#### What is being asked
Reproduce verbatim the lines of the items from the very first line through the line containing "name-label: Name: (345, 48, 385, 62)", including both of those lines.

#### Record list

^^^^^^^^

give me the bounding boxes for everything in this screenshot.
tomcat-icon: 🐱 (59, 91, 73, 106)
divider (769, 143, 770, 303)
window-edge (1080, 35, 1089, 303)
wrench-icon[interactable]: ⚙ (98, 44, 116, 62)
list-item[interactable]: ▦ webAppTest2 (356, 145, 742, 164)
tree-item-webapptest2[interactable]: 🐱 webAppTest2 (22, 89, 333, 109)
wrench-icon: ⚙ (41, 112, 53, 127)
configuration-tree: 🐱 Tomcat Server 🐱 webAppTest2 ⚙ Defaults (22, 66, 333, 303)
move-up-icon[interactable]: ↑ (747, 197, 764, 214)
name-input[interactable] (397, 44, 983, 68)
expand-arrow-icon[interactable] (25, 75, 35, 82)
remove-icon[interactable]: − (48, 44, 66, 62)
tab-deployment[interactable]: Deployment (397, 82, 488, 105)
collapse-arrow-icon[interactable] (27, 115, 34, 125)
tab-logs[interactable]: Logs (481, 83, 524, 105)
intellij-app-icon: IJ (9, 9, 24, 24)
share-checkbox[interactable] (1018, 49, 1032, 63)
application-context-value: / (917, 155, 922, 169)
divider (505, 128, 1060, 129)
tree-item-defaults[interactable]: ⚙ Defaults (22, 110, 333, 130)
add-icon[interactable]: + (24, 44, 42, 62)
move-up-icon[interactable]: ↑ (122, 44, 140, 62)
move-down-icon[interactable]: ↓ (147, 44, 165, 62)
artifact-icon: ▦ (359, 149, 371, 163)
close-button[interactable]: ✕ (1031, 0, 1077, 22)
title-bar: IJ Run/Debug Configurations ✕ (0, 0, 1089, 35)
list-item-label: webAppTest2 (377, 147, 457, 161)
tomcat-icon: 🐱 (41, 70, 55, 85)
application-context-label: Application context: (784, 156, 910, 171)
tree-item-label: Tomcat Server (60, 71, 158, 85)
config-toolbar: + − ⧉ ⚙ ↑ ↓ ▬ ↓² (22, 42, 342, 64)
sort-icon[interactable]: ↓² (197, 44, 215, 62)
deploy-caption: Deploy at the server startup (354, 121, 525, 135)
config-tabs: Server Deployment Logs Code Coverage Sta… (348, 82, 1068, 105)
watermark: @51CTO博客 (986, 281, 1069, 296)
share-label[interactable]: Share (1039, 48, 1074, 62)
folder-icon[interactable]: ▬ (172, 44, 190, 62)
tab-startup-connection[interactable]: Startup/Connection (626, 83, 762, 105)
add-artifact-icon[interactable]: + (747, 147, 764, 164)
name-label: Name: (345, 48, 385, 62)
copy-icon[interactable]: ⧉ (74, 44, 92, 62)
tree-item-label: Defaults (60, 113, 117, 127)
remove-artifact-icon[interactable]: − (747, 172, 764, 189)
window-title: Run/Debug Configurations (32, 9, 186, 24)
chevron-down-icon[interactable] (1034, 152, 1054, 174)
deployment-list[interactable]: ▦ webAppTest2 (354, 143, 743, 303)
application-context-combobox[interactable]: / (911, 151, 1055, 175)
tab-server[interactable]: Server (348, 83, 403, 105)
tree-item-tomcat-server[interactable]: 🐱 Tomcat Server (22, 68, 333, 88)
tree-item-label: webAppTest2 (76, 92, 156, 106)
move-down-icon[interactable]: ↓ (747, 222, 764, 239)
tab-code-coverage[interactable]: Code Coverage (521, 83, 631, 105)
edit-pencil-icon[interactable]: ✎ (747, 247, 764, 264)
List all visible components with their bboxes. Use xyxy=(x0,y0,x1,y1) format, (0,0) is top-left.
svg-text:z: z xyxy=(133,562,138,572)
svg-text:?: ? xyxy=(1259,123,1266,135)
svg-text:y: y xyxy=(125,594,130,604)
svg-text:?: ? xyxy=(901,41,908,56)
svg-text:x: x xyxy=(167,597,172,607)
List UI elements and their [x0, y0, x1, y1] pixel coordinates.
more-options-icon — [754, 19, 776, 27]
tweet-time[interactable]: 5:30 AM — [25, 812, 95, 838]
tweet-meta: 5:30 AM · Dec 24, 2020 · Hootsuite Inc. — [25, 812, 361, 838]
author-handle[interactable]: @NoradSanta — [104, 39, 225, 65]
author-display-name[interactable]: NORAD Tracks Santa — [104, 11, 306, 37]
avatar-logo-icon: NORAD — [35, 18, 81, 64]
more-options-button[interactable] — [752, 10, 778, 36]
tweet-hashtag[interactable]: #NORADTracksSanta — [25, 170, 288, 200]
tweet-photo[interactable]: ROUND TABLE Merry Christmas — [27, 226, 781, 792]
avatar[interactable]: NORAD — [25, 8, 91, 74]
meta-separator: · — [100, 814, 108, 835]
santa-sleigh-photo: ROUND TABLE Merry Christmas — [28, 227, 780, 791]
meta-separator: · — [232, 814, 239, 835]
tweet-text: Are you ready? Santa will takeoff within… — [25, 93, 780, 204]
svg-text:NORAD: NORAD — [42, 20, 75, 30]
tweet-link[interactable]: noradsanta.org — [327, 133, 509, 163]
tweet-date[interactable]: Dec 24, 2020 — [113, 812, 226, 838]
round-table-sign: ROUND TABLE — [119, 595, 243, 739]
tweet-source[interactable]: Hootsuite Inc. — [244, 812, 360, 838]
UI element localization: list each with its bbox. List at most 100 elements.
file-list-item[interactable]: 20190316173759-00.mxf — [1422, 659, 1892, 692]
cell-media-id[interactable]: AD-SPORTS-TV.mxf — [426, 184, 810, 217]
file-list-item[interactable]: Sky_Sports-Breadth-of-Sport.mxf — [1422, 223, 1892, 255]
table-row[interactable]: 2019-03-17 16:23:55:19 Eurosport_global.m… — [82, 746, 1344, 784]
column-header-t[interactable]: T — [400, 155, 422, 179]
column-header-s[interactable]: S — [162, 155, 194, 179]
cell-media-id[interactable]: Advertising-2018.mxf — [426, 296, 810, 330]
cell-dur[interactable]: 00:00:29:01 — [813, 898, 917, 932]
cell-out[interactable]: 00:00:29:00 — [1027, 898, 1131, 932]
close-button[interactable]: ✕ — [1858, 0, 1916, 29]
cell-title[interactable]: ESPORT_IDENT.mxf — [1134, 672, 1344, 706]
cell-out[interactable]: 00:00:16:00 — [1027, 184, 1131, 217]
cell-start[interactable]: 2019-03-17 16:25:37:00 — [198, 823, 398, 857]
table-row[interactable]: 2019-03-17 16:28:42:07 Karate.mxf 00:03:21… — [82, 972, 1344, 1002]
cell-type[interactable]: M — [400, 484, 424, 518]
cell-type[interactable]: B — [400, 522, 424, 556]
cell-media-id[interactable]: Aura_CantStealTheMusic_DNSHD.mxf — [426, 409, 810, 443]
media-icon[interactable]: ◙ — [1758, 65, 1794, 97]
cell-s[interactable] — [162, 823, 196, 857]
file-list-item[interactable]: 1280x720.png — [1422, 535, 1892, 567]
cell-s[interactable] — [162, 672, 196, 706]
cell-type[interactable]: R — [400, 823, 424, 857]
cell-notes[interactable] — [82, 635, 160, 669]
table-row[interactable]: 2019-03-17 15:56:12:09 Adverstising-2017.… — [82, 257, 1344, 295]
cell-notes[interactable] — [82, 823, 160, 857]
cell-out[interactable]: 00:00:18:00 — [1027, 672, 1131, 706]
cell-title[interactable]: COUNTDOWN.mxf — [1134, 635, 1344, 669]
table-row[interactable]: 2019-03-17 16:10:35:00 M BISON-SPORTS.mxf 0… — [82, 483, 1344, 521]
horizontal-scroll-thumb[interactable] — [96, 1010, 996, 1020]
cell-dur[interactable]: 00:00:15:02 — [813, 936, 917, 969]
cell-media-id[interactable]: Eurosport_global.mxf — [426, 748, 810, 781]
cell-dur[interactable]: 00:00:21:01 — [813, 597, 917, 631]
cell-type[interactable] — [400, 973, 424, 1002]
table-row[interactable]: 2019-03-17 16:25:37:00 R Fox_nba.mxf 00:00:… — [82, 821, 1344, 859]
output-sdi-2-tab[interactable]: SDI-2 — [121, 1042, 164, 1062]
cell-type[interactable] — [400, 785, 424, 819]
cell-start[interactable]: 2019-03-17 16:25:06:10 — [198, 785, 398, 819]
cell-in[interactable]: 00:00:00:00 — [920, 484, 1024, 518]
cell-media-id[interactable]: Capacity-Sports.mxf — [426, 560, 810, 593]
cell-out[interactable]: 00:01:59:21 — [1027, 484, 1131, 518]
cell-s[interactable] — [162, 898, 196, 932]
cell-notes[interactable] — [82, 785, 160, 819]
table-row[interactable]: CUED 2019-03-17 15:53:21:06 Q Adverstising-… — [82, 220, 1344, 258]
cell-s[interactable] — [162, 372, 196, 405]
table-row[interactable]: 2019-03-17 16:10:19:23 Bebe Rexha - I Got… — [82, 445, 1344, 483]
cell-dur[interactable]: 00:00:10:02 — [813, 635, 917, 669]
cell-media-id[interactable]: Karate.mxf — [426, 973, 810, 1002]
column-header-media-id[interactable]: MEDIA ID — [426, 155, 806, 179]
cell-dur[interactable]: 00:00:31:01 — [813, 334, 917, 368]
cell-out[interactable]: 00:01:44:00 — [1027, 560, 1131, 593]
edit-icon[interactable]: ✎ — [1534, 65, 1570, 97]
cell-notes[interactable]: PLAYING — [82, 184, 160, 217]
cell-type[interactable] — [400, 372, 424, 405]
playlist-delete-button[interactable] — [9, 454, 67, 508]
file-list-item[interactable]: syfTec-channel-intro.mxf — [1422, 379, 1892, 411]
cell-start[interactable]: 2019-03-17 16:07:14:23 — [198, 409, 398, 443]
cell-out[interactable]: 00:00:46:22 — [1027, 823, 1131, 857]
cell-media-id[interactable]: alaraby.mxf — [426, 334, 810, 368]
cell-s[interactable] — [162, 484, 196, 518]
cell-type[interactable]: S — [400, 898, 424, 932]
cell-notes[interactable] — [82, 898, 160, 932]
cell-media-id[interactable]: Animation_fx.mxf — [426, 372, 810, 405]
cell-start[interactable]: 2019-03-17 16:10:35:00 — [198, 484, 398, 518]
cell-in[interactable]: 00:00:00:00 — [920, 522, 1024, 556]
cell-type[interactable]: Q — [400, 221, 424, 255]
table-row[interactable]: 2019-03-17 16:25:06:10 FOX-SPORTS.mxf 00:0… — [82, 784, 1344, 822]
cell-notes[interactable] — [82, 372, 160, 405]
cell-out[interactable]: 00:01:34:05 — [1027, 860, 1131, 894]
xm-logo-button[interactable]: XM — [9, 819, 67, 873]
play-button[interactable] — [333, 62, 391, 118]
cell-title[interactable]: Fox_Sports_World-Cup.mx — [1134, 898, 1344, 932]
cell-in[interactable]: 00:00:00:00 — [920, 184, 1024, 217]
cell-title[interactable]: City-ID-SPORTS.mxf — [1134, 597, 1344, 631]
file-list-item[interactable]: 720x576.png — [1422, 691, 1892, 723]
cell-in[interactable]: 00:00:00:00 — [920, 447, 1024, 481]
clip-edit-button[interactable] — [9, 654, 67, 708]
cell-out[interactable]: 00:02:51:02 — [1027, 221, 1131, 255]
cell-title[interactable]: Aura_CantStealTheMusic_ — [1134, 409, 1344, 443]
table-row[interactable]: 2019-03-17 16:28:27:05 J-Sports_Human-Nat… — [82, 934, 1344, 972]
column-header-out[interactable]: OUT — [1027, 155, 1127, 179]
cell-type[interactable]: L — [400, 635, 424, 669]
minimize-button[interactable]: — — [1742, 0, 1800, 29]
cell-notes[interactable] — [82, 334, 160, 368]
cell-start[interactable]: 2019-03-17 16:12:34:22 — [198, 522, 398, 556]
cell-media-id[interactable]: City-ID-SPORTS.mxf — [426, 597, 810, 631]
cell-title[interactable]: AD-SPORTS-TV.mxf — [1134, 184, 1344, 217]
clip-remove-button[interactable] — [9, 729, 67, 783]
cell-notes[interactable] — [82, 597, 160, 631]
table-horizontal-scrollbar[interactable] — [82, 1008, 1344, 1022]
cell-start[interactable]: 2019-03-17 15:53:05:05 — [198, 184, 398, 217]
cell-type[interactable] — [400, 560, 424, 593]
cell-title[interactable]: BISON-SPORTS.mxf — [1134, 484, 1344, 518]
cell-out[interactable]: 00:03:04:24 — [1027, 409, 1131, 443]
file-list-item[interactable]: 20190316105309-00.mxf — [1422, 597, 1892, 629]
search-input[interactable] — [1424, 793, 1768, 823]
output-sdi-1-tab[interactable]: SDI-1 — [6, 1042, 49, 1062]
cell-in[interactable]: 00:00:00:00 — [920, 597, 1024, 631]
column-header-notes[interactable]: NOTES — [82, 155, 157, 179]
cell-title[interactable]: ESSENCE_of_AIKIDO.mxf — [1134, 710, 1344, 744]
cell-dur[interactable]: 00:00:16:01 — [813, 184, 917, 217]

^^^^^^^^

#### Exercise answer
give me the bounding boxes for everything in this screenshot.
tomcat-icon: 🐱 (59, 91, 73, 106)
divider (769, 143, 770, 303)
window-edge (1080, 35, 1089, 303)
wrench-icon[interactable]: ⚙ (98, 44, 116, 62)
list-item[interactable]: ▦ webAppTest2 (356, 145, 742, 164)
tree-item-webapptest2[interactable]: 🐱 webAppTest2 (22, 89, 333, 109)
wrench-icon: ⚙ (41, 112, 53, 127)
configuration-tree: 🐱 Tomcat Server 🐱 webAppTest2 ⚙ Defaults (22, 66, 333, 303)
move-up-icon[interactable]: ↑ (747, 197, 764, 214)
name-input[interactable] (397, 44, 983, 68)
expand-arrow-icon[interactable] (25, 75, 35, 82)
remove-icon[interactable]: − (48, 44, 66, 62)
tab-deployment[interactable]: Deployment (397, 82, 488, 105)
collapse-arrow-icon[interactable] (27, 115, 34, 125)
tab-logs[interactable]: Logs (481, 83, 524, 105)
intellij-app-icon: IJ (9, 9, 24, 24)
share-checkbox[interactable] (1018, 49, 1032, 63)
application-context-value: / (917, 155, 922, 169)
divider (505, 128, 1060, 129)
tree-item-defaults[interactable]: ⚙ Defaults (22, 110, 333, 130)
add-icon[interactable]: + (24, 44, 42, 62)
move-up-icon[interactable]: ↑ (122, 44, 140, 62)
move-down-icon[interactable]: ↓ (147, 44, 165, 62)
artifact-icon: ▦ (359, 149, 371, 163)
close-button[interactable]: ✕ (1031, 0, 1077, 22)
title-bar: IJ Run/Debug Configurations ✕ (0, 0, 1089, 35)
list-item-label: webAppTest2 (377, 147, 457, 161)
tomcat-icon: 🐱 (41, 70, 55, 85)
application-context-label: Application context: (784, 156, 910, 171)
tree-item-label: Tomcat Server (60, 71, 158, 85)
config-toolbar: + − ⧉ ⚙ ↑ ↓ ▬ ↓² (22, 42, 342, 64)
sort-icon[interactable]: ↓² (197, 44, 215, 62)
deploy-caption: Deploy at the server startup (354, 121, 525, 135)
config-tabs: Server Deployment Logs Code Coverage Sta… (348, 82, 1068, 105)
watermark: @51CTO博客 (986, 281, 1069, 296)
share-label[interactable]: Share (1039, 48, 1074, 62)
folder-icon[interactable]: ▬ (172, 44, 190, 62)
tab-startup-connection[interactable]: Startup/Connection (626, 83, 762, 105)
add-artifact-icon[interactable]: + (747, 147, 764, 164)
name-label: Name: (345, 48, 385, 62)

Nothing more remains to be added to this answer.